Copy out the entries below precisely; nothing is to be omitted.

** BEGIN Data rows **

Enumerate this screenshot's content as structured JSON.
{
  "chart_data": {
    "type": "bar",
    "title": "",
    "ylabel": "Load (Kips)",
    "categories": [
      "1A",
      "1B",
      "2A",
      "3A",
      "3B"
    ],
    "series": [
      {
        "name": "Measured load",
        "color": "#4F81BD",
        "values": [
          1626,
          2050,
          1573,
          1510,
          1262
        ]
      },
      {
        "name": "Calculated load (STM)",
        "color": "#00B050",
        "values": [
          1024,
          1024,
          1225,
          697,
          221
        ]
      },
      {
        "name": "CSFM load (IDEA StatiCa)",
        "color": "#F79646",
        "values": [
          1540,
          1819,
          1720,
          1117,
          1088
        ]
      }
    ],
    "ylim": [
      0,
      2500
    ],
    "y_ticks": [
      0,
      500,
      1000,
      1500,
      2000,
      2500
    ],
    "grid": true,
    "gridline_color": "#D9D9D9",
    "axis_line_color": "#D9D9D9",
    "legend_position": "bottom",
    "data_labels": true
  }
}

** END Data rows **

> _Solution to this task_
Enumerate this screenshot's content as structured JSON.
{
  "chart_data": {
    "type": "bar",
    "title": "",
    "ylabel": "Load (Kips)",
    "categories": [
      "1A",
      "1B",
      "2A",
      "3A",
      "3B"
    ],
    "series": [
      {
        "name": "Measured load",
        "color": "#4F81BD",
        "values": [
          1626,
          2050,
          1573,
          1510,
          1262
        ]
      },
      {
        "name": "Calculated load (STM)",
        "color": "#00B050",
        "values": [
          1024,
          1024,
          1225,
          697,
          221
        ]
      },
      {
        "name": "CSFM load (IDEA StatiCa)",
        "color": "#F79646",
        "values": [
          1540,
          1819,
          1720,
          1117,
          1088
        ]
      }
    ],
    "ylim": [
      0,
      2500
    ],
    "y_ticks": [
      0,
      500,
      1000,
      1500,
      2000,
      2500
    ],
    "grid": true,
    "gridline_color": "#D9D9D9",
    "axis_line_color": "#D9D9D9",
    "legend_position": "bottom",
    "data_labels": true
  }
}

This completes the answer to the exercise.